— BEGIN INPUT RECORDS —

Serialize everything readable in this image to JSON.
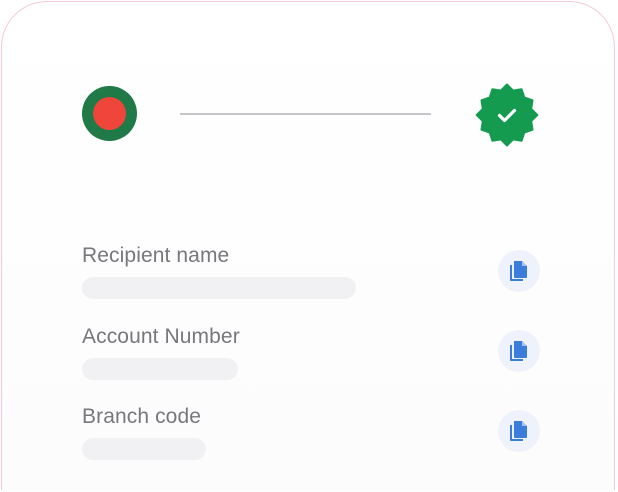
{
  "transfer": {
    "source_flag_icon": "bangladesh-flag-icon",
    "verified_icon": "verified-badge-icon",
    "colors": {
      "flag_green": "#1f7a47",
      "flag_red": "#f0453a",
      "verified_green": "#149b50",
      "copy_blue": "#3b7ddd",
      "copy_bg": "#eef2fb"
    }
  },
  "fields": [
    {
      "label": "Recipient name",
      "copy_icon": "copy-icon"
    },
    {
      "label": "Account Number",
      "copy_icon": "copy-icon"
    },
    {
      "label": "Branch code",
      "copy_icon": "copy-icon"
    }
  ]
}
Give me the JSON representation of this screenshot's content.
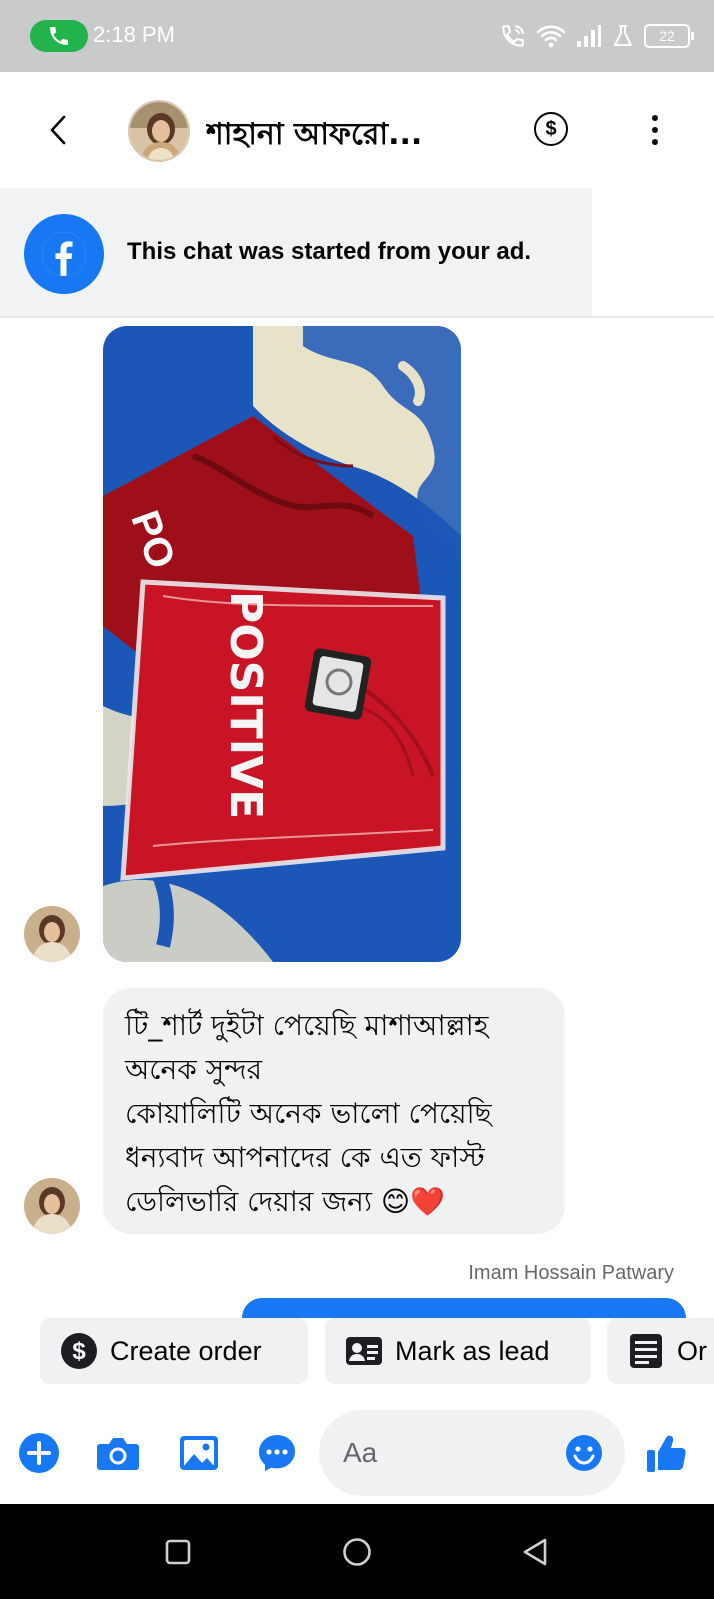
{
  "status_bar": {
    "time": "2:18 PM",
    "battery": "22",
    "icons": [
      "phone-call-icon",
      "wifi-call-icon",
      "wifi-icon",
      "signal-icon",
      "lab-icon",
      "battery-icon"
    ]
  },
  "header": {
    "contact_name": "শাহানা আফরো...",
    "back_icon": "chevron-left-icon",
    "payment_icon": "dollar-circle-icon",
    "more_icon": "more-vertical-icon"
  },
  "ad_banner": {
    "text": "This chat was started from your ad.",
    "icon": "facebook-icon"
  },
  "photo_message": {
    "print_text": "POSITIVE",
    "colors": {
      "shirt": "#b5121e",
      "fabric": "#1c57b8",
      "cream": "#e8e2c8"
    }
  },
  "text_message": {
    "lines": [
      "টি_শার্ট দুইটা পেয়েছি মাশাআল্লাহ",
      "অনেক সুন্দর",
      "কোয়ালিটি অনেক ভালো পেয়েছি",
      "ধন্যবাদ আপনাদের কে এত ফাস্ট",
      "ডেলিভারি দেয়ার জন্য 😊❤️"
    ]
  },
  "reply": {
    "sender": "Imam Hossain Patwary"
  },
  "quick_actions": [
    {
      "label": "Create order",
      "icon": "dollar-circle-icon"
    },
    {
      "label": "Mark as lead",
      "icon": "contact-card-icon"
    },
    {
      "label": "Or",
      "icon": "list-icon"
    }
  ],
  "composer": {
    "placeholder": "Aa",
    "icons": [
      "plus-icon",
      "camera-icon",
      "image-icon",
      "chat-bubble-icon",
      "emoji-icon",
      "thumbs-up-icon"
    ],
    "accent": "#1877f2"
  },
  "nav_bar": {
    "icons": [
      "recents-icon",
      "home-icon",
      "back-icon"
    ]
  }
}
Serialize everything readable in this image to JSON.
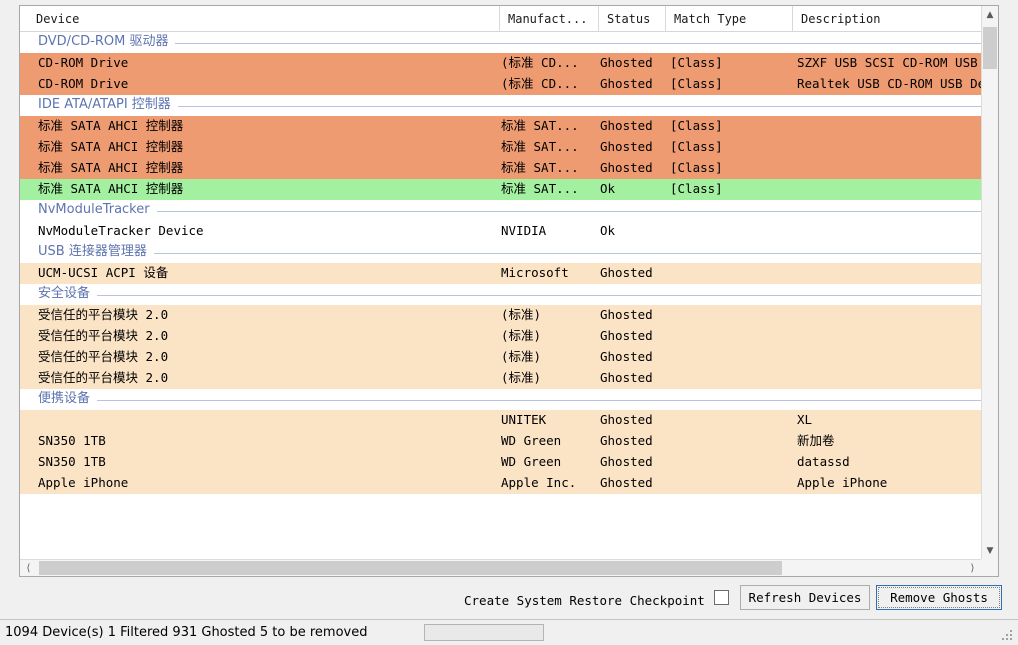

— END INPUT RECORDS —

Reproduce the data word for word, excluding its pictures.

Serialize everything readable in this image to JSON.
{
  "transfer": {
    "source_flag_icon": "bangladesh-flag-icon",
    "verified_icon": "verified-badge-icon",
    "colors": {
      "flag_green": "#1f7a47",
      "flag_red": "#f0453a",
      "verified_green": "#149b50",
      "copy_blue": "#3b7ddd",
      "copy_bg": "#eef2fb"
    }
  },
  "fields": [
    {
      "label": "Recipient name",
      "copy_icon": "copy-icon"
    },
    {
      "label": "Account Number",
      "copy_icon": "copy-icon"
    },
    {
      "label": "Branch code",
      "copy_icon": "copy-icon"
    }
  ]
}
Give me the JSON representation of this screenshot's content.
{
  "status_bar": {
    "time": "2:18 PM",
    "battery": "22",
    "icons": [
      "phone-call-icon",
      "wifi-call-icon",
      "wifi-icon",
      "signal-icon",
      "lab-icon",
      "battery-icon"
    ]
  },
  "header": {
    "contact_name": "শাহানা আফরো...",
    "back_icon": "chevron-left-icon",
    "payment_icon": "dollar-circle-icon",
    "more_icon": "more-vertical-icon"
  },
  "ad_banner": {
    "text": "This chat was started from your ad.",
    "icon": "facebook-icon"
  },
  "photo_message": {
    "print_text": "POSITIVE",
    "colors": {
      "shirt": "#b5121e",
      "fabric": "#1c57b8",
      "cream": "#e8e2c8"
    }
  },
  "text_message": {
    "lines": [
      "টি_শার্ট দুইটা পেয়েছি মাশাআল্লাহ",
      "অনেক সুন্দর",
      "কোয়ালিটি অনেক ভালো পেয়েছি",
      "ধন্যবাদ আপনাদের কে এত ফাস্ট",
      "ডেলিভারি দেয়ার জন্য 😊❤️"
    ]
  },
  "reply": {
    "sender": "Imam Hossain Patwary"
  },
  "quick_actions": [
    {
      "label": "Create order",
      "icon": "dollar-circle-icon"
    },
    {
      "label": "Mark as lead",
      "icon": "contact-card-icon"
    },
    {
      "label": "Or",
      "icon": "list-icon"
    }
  ],
  "composer": {
    "placeholder": "Aa",
    "icons": [
      "plus-icon",
      "camera-icon",
      "image-icon",
      "chat-bubble-icon",
      "emoji-icon",
      "thumbs-up-icon"
    ],
    "accent": "#1877f2"
  },
  "nav_bar": {
    "icons": [
      "recents-icon",
      "home-icon",
      "back-icon"
    ]
  }
}
Serialize everything readable in this image to JSON.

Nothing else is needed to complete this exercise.